Transcribe every record that appears below, exactly and in full.

[Collected data entries]
"""
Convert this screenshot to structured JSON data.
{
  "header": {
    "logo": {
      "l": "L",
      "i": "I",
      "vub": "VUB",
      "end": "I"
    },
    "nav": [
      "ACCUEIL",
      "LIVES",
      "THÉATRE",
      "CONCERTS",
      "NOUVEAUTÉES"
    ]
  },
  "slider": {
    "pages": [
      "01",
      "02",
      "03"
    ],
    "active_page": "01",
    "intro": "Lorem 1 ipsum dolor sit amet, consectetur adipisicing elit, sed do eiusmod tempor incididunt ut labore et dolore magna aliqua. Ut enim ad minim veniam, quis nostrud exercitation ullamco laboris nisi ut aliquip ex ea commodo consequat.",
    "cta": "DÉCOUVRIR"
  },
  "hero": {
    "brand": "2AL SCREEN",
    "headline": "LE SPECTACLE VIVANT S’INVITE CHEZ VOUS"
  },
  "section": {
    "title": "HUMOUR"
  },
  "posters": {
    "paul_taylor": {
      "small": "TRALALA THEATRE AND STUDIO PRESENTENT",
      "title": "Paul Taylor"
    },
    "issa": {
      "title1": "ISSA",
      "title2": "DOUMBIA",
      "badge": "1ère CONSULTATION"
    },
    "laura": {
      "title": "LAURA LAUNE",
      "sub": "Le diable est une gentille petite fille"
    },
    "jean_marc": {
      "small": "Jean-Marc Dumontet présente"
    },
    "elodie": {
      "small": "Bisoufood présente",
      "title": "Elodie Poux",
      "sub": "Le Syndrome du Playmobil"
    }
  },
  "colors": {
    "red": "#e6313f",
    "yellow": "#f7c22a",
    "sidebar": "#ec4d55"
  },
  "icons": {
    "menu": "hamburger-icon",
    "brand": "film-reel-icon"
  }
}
"""
--- Expected answer ---
Convert this screenshot to structured JSON data.
{
  "header": {
    "logo": {
      "l": "L",
      "i": "I",
      "vub": "VUB",
      "end": "I"
    },
    "nav": [
      "ACCUEIL",
      "LIVES",
      "THÉATRE",
      "CONCERTS",
      "NOUVEAUTÉES"
    ]
  },
  "slider": {
    "pages": [
      "01",
      "02",
      "03"
    ],
    "active_page": "01",
    "intro": "Lorem 1 ipsum dolor sit amet, consectetur adipisicing elit, sed do eiusmod tempor incididunt ut labore et dolore magna aliqua. Ut enim ad minim veniam, quis nostrud exercitation ullamco laboris nisi ut aliquip ex ea commodo consequat.",
    "cta": "DÉCOUVRIR"
  },
  "hero": {
    "brand": "2AL SCREEN",
    "headline": "LE SPECTACLE VIVANT S’INVITE CHEZ VOUS"
  },
  "section": {
    "title": "HUMOUR"
  },
  "posters": {
    "paul_taylor": {
      "small": "TRALALA THEATRE AND STUDIO PRESENTENT",
      "title": "Paul Taylor"
    },
    "issa": {
      "title1": "ISSA",
      "title2": "DOUMBIA",
      "badge": "1ère CONSULTATION"
    },
    "laura": {
      "title": "LAURA LAUNE",
      "sub": "Le diable est une gentille petite fille"
    },
    "jean_marc": {
      "small": "Jean-Marc Dumontet présente"
    },
    "elodie": {
      "small": "Bisoufood présente",
      "title": "Elodie Poux",
      "sub": "Le Syndrome du Playmobil"
    }
  },
  "colors": {
    "red": "#e6313f",
    "yellow": "#f7c22a",
    "sidebar": "#ec4d55"
  },
  "icons": {
    "menu": "hamburger-icon",
    "brand": "film-reel-icon"
  }
}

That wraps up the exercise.